> **Task to carry out**
Quote the listing below in its entirety, omitting every image.

Records that describe figures

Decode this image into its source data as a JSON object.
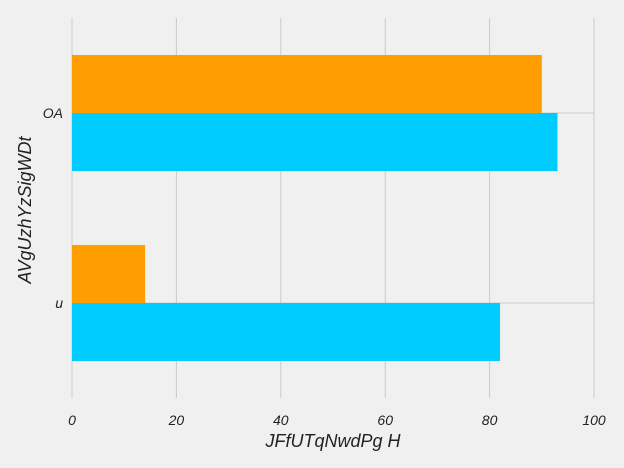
{
  "chart_data": {
    "type": "bar",
    "orientation": "horizontal",
    "title": "",
    "xlabel": "JFfUTqNwdPg H",
    "ylabel": "AVgUzhYzSigWDt",
    "categories": [
      "u",
      "OA"
    ],
    "series": [
      {
        "values": [
          82,
          93
        ],
        "color": "#00ccff"
      },
      {
        "values": [
          14,
          90
        ],
        "color": "#ff9e00"
      }
    ],
    "xlim": [
      0,
      100
    ],
    "xticks": [
      "0",
      "20",
      "40",
      "60",
      "80",
      "100"
    ],
    "grid": true,
    "legend": "none"
  },
  "colors": {
    "background": "#f0f0f0",
    "grid": "#cbcbcb",
    "text": "#222222"
  }
}
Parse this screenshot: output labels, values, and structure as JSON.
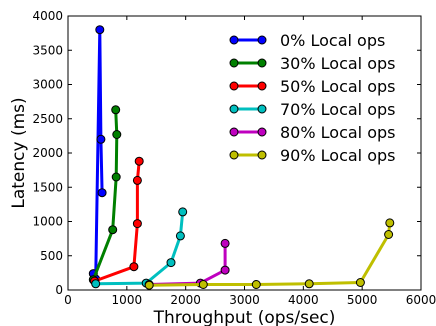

> **Complete answer**
Decode this image into its source data as a JSON object.
{
  "chart_data": {
    "type": "bar",
    "orientation": "horizontal",
    "title": "",
    "xlabel": "JFfUTqNwdPg H",
    "ylabel": "AVgUzhYzSigWDt",
    "categories": [
      "u",
      "OA"
    ],
    "series": [
      {
        "values": [
          82,
          93
        ],
        "color": "#00ccff"
      },
      {
        "values": [
          14,
          90
        ],
        "color": "#ff9e00"
      }
    ],
    "xlim": [
      0,
      100
    ],
    "xticks": [
      "0",
      "20",
      "40",
      "60",
      "80",
      "100"
    ],
    "grid": true,
    "legend": "none"
  },
  "colors": {
    "background": "#f0f0f0",
    "grid": "#cbcbcb",
    "text": "#222222"
  }
}
Parse this screenshot: output labels, values, and structure as JSON.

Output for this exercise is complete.